◆ **RECORD EXTRACTS**
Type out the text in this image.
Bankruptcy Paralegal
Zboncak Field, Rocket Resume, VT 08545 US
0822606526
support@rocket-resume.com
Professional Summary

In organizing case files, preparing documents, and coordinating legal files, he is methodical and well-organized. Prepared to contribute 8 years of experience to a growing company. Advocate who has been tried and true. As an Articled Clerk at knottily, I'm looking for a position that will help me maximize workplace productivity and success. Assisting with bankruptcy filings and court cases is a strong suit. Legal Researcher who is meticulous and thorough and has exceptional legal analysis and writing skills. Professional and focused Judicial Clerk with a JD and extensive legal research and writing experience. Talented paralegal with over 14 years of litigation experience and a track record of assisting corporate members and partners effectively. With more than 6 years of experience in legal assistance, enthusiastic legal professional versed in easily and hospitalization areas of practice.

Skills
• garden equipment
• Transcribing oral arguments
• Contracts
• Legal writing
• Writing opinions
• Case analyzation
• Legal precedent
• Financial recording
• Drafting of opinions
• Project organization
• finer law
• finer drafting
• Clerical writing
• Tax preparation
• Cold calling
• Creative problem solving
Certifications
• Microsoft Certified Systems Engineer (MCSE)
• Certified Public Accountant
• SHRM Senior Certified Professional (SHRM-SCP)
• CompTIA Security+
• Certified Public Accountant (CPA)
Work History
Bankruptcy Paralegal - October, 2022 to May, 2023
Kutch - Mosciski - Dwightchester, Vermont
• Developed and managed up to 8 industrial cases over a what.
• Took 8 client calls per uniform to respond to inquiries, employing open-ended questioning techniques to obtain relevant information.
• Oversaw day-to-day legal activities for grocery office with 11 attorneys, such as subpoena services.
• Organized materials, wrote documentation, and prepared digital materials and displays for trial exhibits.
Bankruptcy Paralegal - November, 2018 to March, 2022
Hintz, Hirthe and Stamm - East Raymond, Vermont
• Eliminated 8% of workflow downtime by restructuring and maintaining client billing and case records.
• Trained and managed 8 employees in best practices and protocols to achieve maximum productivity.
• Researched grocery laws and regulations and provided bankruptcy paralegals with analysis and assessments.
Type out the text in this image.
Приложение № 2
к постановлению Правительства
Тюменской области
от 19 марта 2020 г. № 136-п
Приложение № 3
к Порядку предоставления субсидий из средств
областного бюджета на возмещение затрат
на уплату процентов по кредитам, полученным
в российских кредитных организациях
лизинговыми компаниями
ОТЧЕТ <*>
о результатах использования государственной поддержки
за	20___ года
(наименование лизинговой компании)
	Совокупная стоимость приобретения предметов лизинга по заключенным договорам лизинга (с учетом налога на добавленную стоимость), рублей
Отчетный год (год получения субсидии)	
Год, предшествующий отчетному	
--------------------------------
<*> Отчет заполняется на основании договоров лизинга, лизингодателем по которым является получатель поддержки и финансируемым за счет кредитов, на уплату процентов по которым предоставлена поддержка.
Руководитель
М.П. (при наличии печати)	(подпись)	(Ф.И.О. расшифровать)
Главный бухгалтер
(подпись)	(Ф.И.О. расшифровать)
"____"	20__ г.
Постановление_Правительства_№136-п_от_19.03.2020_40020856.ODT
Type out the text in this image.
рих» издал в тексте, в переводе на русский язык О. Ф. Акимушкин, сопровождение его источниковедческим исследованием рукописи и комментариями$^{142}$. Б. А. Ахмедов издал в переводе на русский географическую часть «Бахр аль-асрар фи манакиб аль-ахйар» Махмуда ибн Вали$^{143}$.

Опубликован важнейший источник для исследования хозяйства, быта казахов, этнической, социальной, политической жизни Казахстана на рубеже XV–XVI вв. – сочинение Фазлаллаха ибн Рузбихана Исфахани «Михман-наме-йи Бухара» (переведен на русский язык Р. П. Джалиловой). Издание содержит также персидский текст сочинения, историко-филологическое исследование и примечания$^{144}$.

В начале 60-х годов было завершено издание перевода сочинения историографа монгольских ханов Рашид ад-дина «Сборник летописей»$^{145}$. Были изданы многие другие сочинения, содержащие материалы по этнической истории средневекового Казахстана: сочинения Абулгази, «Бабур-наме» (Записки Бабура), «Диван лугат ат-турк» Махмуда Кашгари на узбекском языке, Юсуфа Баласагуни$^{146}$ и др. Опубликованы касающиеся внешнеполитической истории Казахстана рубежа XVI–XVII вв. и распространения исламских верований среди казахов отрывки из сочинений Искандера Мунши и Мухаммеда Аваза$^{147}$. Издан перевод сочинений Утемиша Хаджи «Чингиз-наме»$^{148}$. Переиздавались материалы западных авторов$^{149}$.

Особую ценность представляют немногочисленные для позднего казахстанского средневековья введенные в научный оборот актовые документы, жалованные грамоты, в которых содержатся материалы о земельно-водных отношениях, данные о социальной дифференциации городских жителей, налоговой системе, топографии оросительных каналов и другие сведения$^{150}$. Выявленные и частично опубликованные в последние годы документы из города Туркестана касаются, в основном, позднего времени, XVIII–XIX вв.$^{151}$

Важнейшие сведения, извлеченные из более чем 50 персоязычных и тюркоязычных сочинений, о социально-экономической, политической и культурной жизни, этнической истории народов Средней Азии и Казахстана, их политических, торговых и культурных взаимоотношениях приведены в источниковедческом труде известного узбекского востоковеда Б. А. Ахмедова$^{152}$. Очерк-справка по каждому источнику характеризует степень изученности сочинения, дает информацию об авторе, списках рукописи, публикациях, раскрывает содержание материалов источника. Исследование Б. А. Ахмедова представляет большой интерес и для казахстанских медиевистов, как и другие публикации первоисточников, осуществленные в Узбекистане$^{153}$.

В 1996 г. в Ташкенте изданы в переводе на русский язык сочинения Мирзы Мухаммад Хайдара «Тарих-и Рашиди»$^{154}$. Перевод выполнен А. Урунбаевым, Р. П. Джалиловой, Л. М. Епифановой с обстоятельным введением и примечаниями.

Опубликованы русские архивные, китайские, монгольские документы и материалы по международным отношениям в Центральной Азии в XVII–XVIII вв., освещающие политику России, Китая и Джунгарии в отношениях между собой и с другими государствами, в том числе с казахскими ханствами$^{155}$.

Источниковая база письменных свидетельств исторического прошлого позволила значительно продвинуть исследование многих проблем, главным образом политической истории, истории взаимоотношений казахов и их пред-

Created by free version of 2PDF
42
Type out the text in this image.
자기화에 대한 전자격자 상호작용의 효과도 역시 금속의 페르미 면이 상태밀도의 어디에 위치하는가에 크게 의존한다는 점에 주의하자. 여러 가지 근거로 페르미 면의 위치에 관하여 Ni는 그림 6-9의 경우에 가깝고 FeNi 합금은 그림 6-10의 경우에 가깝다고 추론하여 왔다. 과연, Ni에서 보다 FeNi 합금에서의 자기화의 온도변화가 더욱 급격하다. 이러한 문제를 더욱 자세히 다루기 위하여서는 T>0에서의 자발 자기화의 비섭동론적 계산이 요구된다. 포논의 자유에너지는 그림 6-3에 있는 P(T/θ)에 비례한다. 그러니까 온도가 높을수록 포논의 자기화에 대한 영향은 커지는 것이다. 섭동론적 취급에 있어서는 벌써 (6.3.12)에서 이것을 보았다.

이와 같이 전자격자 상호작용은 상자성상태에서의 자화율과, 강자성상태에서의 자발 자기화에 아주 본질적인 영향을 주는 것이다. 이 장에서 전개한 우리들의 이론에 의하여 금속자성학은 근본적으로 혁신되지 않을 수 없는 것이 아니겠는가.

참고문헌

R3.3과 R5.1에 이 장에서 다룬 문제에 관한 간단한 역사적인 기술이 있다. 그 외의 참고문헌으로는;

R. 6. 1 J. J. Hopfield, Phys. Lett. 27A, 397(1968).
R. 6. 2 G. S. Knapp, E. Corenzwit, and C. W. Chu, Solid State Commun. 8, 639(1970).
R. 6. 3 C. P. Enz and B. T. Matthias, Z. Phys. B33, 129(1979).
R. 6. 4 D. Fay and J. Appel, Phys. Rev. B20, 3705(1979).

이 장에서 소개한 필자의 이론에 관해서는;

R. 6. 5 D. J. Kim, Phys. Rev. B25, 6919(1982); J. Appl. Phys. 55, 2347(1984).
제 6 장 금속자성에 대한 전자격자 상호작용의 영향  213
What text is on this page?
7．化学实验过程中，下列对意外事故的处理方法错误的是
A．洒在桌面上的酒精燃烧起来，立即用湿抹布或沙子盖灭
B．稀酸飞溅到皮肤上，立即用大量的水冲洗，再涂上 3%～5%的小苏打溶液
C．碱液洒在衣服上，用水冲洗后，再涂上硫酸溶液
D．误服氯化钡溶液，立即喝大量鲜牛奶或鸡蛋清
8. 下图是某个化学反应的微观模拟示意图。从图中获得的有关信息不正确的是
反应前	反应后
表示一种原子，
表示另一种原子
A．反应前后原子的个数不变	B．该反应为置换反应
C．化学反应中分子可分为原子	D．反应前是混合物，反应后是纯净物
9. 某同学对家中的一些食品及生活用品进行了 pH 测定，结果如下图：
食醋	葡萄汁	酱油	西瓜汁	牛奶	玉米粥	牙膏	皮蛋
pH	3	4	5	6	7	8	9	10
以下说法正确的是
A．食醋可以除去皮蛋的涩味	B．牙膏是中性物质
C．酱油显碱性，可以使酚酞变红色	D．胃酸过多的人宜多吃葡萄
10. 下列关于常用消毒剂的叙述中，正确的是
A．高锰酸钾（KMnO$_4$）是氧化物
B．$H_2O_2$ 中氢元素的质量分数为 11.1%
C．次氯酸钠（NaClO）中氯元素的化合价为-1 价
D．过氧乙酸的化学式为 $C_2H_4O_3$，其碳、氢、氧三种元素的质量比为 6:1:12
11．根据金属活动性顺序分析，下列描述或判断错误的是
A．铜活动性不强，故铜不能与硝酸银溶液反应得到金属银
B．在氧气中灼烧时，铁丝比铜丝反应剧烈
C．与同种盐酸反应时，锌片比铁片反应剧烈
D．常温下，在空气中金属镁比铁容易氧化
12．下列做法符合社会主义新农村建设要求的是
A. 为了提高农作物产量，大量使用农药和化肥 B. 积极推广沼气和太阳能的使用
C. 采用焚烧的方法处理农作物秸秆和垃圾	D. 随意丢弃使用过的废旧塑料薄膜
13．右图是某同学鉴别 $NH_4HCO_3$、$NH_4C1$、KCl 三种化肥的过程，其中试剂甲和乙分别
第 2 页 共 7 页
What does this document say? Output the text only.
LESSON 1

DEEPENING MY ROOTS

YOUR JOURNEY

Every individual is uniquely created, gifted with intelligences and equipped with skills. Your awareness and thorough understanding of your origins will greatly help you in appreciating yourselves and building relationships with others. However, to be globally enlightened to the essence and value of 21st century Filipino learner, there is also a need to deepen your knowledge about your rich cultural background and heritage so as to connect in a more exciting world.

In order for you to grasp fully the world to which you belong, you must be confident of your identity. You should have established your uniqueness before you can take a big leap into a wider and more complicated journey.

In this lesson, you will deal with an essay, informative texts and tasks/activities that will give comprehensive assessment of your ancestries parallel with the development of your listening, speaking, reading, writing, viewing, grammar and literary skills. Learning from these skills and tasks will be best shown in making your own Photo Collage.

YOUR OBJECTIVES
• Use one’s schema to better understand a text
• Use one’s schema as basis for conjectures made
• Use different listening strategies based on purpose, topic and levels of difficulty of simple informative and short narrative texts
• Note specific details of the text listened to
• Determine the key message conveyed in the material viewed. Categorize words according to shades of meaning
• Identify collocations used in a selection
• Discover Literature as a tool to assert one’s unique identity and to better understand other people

◆ **WHAT THE EXERCISE ASKS**
Copy whichever lines in the listing above contain the word "XVIII".

◆ **EXPECTED ANSWER**
Особую ценность представляют немногочисленные для позднего казахстанского средневековья введенные в научный оборот актовые документы, жалованные грамоты, в которых содержатся материалы о земельно-водных отношениях, данные о социальной дифференциации городских жителей, налоговой системе, топографии оросительных каналов и другие сведения$^{150}$. Выявленные и частично опубликованные в последние годы документы из города Туркестана касаются, в основном, позднего времени, XVIII–XIX вв.$^{151}$
Опубликованы русские архивные, китайские, монгольские документы и материалы по международным отношениям в Центральной Азии в XVII–XVIII вв., освещающие политику России, Китая и Джунгарии в отношениях между собой и с другими государствами, в том числе с казахскими ханствами$^{155}$.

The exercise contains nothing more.